**Exercise objective**.
Return the whole listing, keeping every character the same.

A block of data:
● ● ● ● ●
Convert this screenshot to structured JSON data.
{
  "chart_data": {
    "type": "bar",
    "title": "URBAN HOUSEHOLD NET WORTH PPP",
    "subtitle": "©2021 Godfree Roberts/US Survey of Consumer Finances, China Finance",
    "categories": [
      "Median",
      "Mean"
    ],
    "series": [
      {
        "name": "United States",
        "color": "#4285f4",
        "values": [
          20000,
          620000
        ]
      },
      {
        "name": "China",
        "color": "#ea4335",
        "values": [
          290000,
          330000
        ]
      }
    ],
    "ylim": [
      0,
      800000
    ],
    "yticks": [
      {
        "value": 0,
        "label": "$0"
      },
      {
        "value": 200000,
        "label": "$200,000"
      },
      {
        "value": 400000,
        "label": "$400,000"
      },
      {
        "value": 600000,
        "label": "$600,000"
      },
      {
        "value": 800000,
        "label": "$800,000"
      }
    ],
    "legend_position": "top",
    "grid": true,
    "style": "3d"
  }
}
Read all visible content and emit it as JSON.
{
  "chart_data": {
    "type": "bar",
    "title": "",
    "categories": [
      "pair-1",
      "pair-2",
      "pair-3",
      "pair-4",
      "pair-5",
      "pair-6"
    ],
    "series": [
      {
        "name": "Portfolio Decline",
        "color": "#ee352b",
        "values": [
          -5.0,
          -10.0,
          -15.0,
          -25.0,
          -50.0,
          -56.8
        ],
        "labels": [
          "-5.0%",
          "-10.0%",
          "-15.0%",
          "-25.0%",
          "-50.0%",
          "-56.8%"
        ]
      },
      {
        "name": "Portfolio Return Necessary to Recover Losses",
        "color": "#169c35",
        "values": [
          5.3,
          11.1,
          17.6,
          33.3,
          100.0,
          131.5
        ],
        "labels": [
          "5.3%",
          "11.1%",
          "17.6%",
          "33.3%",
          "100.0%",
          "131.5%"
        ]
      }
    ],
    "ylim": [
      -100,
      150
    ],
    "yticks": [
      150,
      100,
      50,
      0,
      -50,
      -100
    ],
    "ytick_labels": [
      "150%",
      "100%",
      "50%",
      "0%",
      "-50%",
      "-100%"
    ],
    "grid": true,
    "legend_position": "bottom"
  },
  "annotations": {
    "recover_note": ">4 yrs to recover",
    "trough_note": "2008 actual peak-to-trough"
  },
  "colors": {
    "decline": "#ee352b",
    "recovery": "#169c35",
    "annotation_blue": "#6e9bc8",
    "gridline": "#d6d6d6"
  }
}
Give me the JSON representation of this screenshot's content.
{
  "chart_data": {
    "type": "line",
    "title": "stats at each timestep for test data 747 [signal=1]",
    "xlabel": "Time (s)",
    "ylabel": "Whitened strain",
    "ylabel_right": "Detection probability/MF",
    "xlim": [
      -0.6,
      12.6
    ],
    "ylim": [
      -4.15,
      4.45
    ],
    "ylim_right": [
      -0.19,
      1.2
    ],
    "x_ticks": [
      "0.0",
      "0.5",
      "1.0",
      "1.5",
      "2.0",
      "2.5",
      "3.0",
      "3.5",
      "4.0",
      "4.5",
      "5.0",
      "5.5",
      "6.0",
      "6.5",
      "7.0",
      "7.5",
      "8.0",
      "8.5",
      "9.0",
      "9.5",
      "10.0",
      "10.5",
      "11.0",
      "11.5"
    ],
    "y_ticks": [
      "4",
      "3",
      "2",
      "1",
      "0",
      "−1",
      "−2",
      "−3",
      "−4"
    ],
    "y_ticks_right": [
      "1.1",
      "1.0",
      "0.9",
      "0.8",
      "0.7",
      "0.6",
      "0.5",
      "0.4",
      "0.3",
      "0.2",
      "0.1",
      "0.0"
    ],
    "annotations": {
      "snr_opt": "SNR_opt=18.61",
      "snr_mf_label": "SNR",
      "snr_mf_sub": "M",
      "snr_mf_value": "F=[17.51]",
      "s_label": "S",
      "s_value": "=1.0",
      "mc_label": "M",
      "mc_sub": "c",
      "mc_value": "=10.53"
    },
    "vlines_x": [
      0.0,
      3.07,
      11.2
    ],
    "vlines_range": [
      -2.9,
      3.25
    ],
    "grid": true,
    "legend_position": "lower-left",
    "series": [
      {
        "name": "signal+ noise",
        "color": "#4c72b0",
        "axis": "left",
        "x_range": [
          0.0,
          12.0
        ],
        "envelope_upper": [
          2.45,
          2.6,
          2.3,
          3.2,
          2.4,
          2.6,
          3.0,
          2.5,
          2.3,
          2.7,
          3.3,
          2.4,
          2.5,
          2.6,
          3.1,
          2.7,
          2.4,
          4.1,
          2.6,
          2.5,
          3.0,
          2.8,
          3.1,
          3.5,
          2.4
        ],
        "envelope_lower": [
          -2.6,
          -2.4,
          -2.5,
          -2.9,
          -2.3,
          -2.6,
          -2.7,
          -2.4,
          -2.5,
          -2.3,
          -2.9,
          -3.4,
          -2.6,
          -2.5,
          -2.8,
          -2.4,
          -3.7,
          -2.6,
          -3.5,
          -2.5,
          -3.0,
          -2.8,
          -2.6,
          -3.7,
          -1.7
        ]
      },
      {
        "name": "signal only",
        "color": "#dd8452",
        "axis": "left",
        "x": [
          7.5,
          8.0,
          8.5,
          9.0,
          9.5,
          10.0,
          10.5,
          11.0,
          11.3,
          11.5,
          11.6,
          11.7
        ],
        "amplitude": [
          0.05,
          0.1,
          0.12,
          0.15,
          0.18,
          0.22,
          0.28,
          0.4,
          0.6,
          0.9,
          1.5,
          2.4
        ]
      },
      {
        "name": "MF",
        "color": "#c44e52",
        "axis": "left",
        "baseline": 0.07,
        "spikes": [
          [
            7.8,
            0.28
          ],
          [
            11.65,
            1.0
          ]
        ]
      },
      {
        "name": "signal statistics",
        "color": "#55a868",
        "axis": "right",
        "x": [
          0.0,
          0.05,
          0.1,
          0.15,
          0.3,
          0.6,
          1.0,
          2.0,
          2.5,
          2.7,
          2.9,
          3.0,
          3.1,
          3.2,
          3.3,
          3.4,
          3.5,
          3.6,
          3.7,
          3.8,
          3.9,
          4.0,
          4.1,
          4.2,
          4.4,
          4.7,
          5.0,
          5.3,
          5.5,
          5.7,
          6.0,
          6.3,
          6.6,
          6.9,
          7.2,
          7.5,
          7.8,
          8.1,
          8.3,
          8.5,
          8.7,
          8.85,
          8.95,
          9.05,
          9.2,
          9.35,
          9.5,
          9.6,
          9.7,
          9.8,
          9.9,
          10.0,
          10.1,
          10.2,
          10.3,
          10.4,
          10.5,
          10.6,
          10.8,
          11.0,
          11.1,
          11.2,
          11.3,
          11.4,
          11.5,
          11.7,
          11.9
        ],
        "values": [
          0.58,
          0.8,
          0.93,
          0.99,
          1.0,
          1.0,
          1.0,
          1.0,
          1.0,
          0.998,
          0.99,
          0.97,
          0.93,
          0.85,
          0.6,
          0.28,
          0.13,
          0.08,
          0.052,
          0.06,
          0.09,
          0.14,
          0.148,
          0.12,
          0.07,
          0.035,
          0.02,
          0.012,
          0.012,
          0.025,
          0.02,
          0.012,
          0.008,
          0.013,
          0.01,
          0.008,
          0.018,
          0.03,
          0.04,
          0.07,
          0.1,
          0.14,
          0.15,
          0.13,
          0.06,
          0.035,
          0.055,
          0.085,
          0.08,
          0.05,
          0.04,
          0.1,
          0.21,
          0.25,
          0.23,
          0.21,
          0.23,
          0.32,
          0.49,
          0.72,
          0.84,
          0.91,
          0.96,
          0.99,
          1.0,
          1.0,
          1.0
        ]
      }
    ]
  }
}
● ● ● ● ●
**Response to the task**.
Convert this screenshot to structured JSON data.
{
  "chart_data": {
    "type": "bar",
    "title": "URBAN HOUSEHOLD NET WORTH PPP",
    "subtitle": "©2021 Godfree Roberts/US Survey of Consumer Finances, China Finance",
    "categories": [
      "Median",
      "Mean"
    ],
    "series": [
      {
        "name": "United States",
        "color": "#4285f4",
        "values": [
          20000,
          620000
        ]
      },
      {
        "name": "China",
        "color": "#ea4335",
        "values": [
          290000,
          330000
        ]
      }
    ],
    "ylim": [
      0,
      800000
    ],
    "yticks": [
      {
        "value": 0,
        "label": "$0"
      },
      {
        "value": 200000,
        "label": "$200,000"
      },
      {
        "value": 400000,
        "label": "$400,000"
      },
      {
        "value": 600000,
        "label": "$600,000"
      },
      {
        "value": 800000,
        "label": "$800,000"
      }
    ],
    "legend_position": "top",
    "grid": true,
    "style": "3d"
  }
}
Read all visible content and emit it as JSON.
{
  "chart_data": {
    "type": "bar",
    "title": "",
    "categories": [
      "pair-1",
      "pair-2",
      "pair-3",
      "pair-4",
      "pair-5",
      "pair-6"
    ],
    "series": [
      {
        "name": "Portfolio Decline",
        "color": "#ee352b",
        "values": [
          -5.0,
          -10.0,
          -15.0,
          -25.0,
          -50.0,
          -56.8
        ],
        "labels": [
          "-5.0%",
          "-10.0%",
          "-15.0%",
          "-25.0%",
          "-50.0%",
          "-56.8%"
        ]
      },
      {
        "name": "Portfolio Return Necessary to Recover Losses",
        "color": "#169c35",
        "values": [
          5.3,
          11.1,
          17.6,
          33.3,
          100.0,
          131.5
        ],
        "labels": [
          "5.3%",
          "11.1%",
          "17.6%",
          "33.3%",
          "100.0%",
          "131.5%"
        ]
      }
    ],
    "ylim": [
      -100,
      150
    ],
    "yticks": [
      150,
      100,
      50,
      0,
      -50,
      -100
    ],
    "ytick_labels": [
      "150%",
      "100%",
      "50%",
      "0%",
      "-50%",
      "-100%"
    ],
    "grid": true,
    "legend_position": "bottom"
  },
  "annotations": {
    "recover_note": ">4 yrs to recover",
    "trough_note": "2008 actual peak-to-trough"
  },
  "colors": {
    "decline": "#ee352b",
    "recovery": "#169c35",
    "annotation_blue": "#6e9bc8",
    "gridline": "#d6d6d6"
  }
}
Give me the JSON representation of this screenshot's content.
{
  "chart_data": {
    "type": "line",
    "title": "stats at each timestep for test data 747 [signal=1]",
    "xlabel": "Time (s)",
    "ylabel": "Whitened strain",
    "ylabel_right": "Detection probability/MF",
    "xlim": [
      -0.6,
      12.6
    ],
    "ylim": [
      -4.15,
      4.45
    ],
    "ylim_right": [
      -0.19,
      1.2
    ],
    "x_ticks": [
      "0.0",
      "0.5",
      "1.0",
      "1.5",
      "2.0",
      "2.5",
      "3.0",
      "3.5",
      "4.0",
      "4.5",
      "5.0",
      "5.5",
      "6.0",
      "6.5",
      "7.0",
      "7.5",
      "8.0",
      "8.5",
      "9.0",
      "9.5",
      "10.0",
      "10.5",
      "11.0",
      "11.5"
    ],
    "y_ticks": [
      "4",
      "3",
      "2",
      "1",
      "0",
      "−1",
      "−2",
      "−3",
      "−4"
    ],
    "y_ticks_right": [
      "1.1",
      "1.0",
      "0.9",
      "0.8",
      "0.7",
      "0.6",
      "0.5",
      "0.4",
      "0.3",
      "0.2",
      "0.1",
      "0.0"
    ],
    "annotations": {
      "snr_opt": "SNR_opt=18.61",
      "snr_mf_label": "SNR",
      "snr_mf_sub": "M",
      "snr_mf_value": "F=[17.51]",
      "s_label": "S",
      "s_value": "=1.0",
      "mc_label": "M",
      "mc_sub": "c",
      "mc_value": "=10.53"
    },
    "vlines_x": [
      0.0,
      3.07,
      11.2
    ],
    "vlines_range": [
      -2.9,
      3.25
    ],
    "grid": true,
    "legend_position": "lower-left",
    "series": [
      {
        "name": "signal+ noise",
        "color": "#4c72b0",
        "axis": "left",
        "x_range": [
          0.0,
          12.0
        ],
        "envelope_upper": [
          2.45,
          2.6,
          2.3,
          3.2,
          2.4,
          2.6,
          3.0,
          2.5,
          2.3,
          2.7,
          3.3,
          2.4,
          2.5,
          2.6,
          3.1,
          2.7,
          2.4,
          4.1,
          2.6,
          2.5,
          3.0,
          2.8,
          3.1,
          3.5,
          2.4
        ],
        "envelope_lower": [
          -2.6,
          -2.4,
          -2.5,
          -2.9,
          -2.3,
          -2.6,
          -2.7,
          -2.4,
          -2.5,
          -2.3,
          -2.9,
          -3.4,
          -2.6,
          -2.5,
          -2.8,
          -2.4,
          -3.7,
          -2.6,
          -3.5,
          -2.5,
          -3.0,
          -2.8,
          -2.6,
          -3.7,
          -1.7
        ]
      },
      {
        "name": "signal only",
        "color": "#dd8452",
        "axis": "left",
        "x": [
          7.5,
          8.0,
          8.5,
          9.0,
          9.5,
          10.0,
          10.5,
          11.0,
          11.3,
          11.5,
          11.6,
          11.7
        ],
        "amplitude": [
          0.05,
          0.1,
          0.12,
          0.15,
          0.18,
          0.22,
          0.28,
          0.4,
          0.6,
          0.9,
          1.5,
          2.4
        ]
      },
      {
        "name": "MF",
        "color": "#c44e52",
        "axis": "left",
        "baseline": 0.07,
        "spikes": [
          [
            7.8,
            0.28
          ],
          [
            11.65,
            1.0
          ]
        ]
      },
      {
        "name": "signal statistics",
        "color": "#55a868",
        "axis": "right",
        "x": [
          0.0,
          0.05,
          0.1,
          0.15,
          0.3,
          0.6,
          1.0,
          2.0,
          2.5,
          2.7,
          2.9,
          3.0,
          3.1,
          3.2,
          3.3,
          3.4,
          3.5,
          3.6,
          3.7,
          3.8,
          3.9,
          4.0,
          4.1,
          4.2,
          4.4,
          4.7,
          5.0,
          5.3,
          5.5,
          5.7,
          6.0,
          6.3,
          6.6,
          6.9,
          7.2,
          7.5,
          7.8,
          8.1,
          8.3,
          8.5,
          8.7,
          8.85,
          8.95,
          9.05,
          9.2,
          9.35,
          9.5,
          9.6,
          9.7,
          9.8,
          9.9,
          10.0,
          10.1,
          10.2,
          10.3,
          10.4,
          10.5,
          10.6,
          10.8,
          11.0,
          11.1,
          11.2,
          11.3,
          11.4,
          11.5,
          11.7,
          11.9
        ],
        "values": [
          0.58,
          0.8,
          0.93,
          0.99,
          1.0,
          1.0,
          1.0,
          1.0,
          1.0,
          0.998,
          0.99,
          0.97,
          0.93,
          0.85,
          0.6,
          0.28,
          0.13,
          0.08,
          0.052,
          0.06,
          0.09,
          0.14,
          0.148,
          0.12,
          0.07,
          0.035,
          0.02,
          0.012,
          0.012,
          0.025,
          0.02,
          0.012,
          0.008,
          0.013,
          0.01,
          0.008,
          0.018,
          0.03,
          0.04,
          0.07,
          0.1,
          0.14,
          0.15,
          0.13,
          0.06,
          0.035,
          0.055,
          0.085,
          0.08,
          0.05,
          0.04,
          0.1,
          0.21,
          0.25,
          0.23,
          0.21,
          0.23,
          0.32,
          0.49,
          0.72,
          0.84,
          0.91,
          0.96,
          0.99,
          1.0,
          1.0,
          1.0
        ]
      }
    ]
  }
}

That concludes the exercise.